- _Supplied data_:
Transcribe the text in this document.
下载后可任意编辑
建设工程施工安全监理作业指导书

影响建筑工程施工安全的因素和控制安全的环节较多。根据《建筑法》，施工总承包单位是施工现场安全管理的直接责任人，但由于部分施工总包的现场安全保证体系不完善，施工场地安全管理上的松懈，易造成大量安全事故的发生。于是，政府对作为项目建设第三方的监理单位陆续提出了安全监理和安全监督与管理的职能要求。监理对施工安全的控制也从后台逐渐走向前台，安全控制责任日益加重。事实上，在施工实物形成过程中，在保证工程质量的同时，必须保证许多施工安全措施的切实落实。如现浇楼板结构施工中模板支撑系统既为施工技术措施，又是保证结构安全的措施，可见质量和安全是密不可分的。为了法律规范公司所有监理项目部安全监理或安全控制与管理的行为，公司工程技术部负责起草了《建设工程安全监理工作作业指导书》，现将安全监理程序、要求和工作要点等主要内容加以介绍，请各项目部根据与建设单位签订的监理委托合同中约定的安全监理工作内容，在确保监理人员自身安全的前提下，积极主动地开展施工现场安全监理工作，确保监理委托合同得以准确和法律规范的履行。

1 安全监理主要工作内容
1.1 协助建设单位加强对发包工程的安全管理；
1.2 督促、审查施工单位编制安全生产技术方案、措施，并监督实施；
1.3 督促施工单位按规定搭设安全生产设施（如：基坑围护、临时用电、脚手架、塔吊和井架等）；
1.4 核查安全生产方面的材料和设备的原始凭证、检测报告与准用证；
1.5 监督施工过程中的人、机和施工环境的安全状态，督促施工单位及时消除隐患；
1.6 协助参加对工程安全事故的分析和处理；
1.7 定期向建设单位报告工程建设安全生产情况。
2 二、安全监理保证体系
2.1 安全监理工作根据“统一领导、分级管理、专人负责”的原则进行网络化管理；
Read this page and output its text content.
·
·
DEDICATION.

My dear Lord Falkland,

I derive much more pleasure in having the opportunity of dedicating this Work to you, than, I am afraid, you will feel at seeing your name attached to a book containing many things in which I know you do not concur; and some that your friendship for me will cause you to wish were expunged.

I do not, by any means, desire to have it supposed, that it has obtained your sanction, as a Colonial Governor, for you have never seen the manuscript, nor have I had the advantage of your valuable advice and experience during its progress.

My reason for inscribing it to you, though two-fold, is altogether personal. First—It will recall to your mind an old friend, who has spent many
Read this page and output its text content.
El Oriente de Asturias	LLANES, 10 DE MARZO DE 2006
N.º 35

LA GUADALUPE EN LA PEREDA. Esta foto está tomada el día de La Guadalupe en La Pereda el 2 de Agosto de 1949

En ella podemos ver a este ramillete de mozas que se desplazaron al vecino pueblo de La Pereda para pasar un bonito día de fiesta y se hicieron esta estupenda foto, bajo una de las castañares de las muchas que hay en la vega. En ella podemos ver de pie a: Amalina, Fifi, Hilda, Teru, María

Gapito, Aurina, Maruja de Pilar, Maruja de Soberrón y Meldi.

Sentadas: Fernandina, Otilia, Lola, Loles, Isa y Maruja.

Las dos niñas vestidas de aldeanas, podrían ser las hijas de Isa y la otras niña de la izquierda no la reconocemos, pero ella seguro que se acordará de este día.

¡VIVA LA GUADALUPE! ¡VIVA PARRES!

- _Stated task_:
Extract all of the data exactly as written.

- _Exercise solution_:
Transcribe the text in this document.
下载后可任意编辑
建设工程施工安全监理作业指导书

影响建筑工程施工安全的因素和控制安全的环节较多。根据《建筑法》，施工总承包单位是施工现场安全管理的直接责任人，但由于部分施工总包的现场安全保证体系不完善，施工场地安全管理上的松懈，易造成大量安全事故的发生。于是，政府对作为项目建设第三方的监理单位陆续提出了安全监理和安全监督与管理的职能要求。监理对施工安全的控制也从后台逐渐走向前台，安全控制责任日益加重。事实上，在施工实物形成过程中，在保证工程质量的同时，必须保证许多施工安全措施的切实落实。如现浇楼板结构施工中模板支撑系统既为施工技术措施，又是保证结构安全的措施，可见质量和安全是密不可分的。为了法律规范公司所有监理项目部安全监理或安全控制与管理的行为，公司工程技术部负责起草了《建设工程安全监理工作作业指导书》，现将安全监理程序、要求和工作要点等主要内容加以介绍，请各项目部根据与建设单位签订的监理委托合同中约定的安全监理工作内容，在确保监理人员自身安全的前提下，积极主动地开展施工现场安全监理工作，确保监理委托合同得以准确和法律规范的履行。

1 安全监理主要工作内容
1.1 协助建设单位加强对发包工程的安全管理；
1.2 督促、审查施工单位编制安全生产技术方案、措施，并监督实施；
1.3 督促施工单位按规定搭设安全生产设施（如：基坑围护、临时用电、脚手架、塔吊和井架等）；
1.4 核查安全生产方面的材料和设备的原始凭证、检测报告与准用证；
1.5 监督施工过程中的人、机和施工环境的安全状态，督促施工单位及时消除隐患；
1.6 协助参加对工程安全事故的分析和处理；
1.7 定期向建设单位报告工程建设安全生产情况。
2 二、安全监理保证体系
2.1 安全监理工作根据“统一领导、分级管理、专人负责”的原则进行网络化管理；
Read this page and output its text content.
·
·
DEDICATION.

My dear Lord Falkland,

I derive much more pleasure in having the opportunity of dedicating this Work to you, than, I am afraid, you will feel at seeing your name attached to a book containing many things in which I know you do not concur; and some that your friendship for me will cause you to wish were expunged.

I do not, by any means, desire to have it supposed, that it has obtained your sanction, as a Colonial Governor, for you have never seen the manuscript, nor have I had the advantage of your valuable advice and experience during its progress.

My reason for inscribing it to you, though two-fold, is altogether personal. First—It will recall to your mind an old friend, who has spent many
Read this page and output its text content.
El Oriente de Asturias	LLANES, 10 DE MARZO DE 2006
N.º 35

LA GUADALUPE EN LA PEREDA. Esta foto está tomada el día de La Guadalupe en La Pereda el 2 de Agosto de 1949

En ella podemos ver a este ramillete de mozas que se desplazaron al vecino pueblo de La Pereda para pasar un bonito día de fiesta y se hicieron esta estupenda foto, bajo una de las castañares de las muchas que hay en la vega. En ella podemos ver de pie a: Amalina, Fifi, Hilda, Teru, María

Gapito, Aurina, Maruja de Pilar, Maruja de Soberrón y Meldi.

Sentadas: Fernandina, Otilia, Lola, Loles, Isa y Maruja.

Las dos niñas vestidas de aldeanas, podrían ser las hijas de Isa y la otras niña de la izquierda no la reconocemos, pero ella seguro que se acordará de este día.

¡VIVA LA GUADALUPE! ¡VIVA PARRES!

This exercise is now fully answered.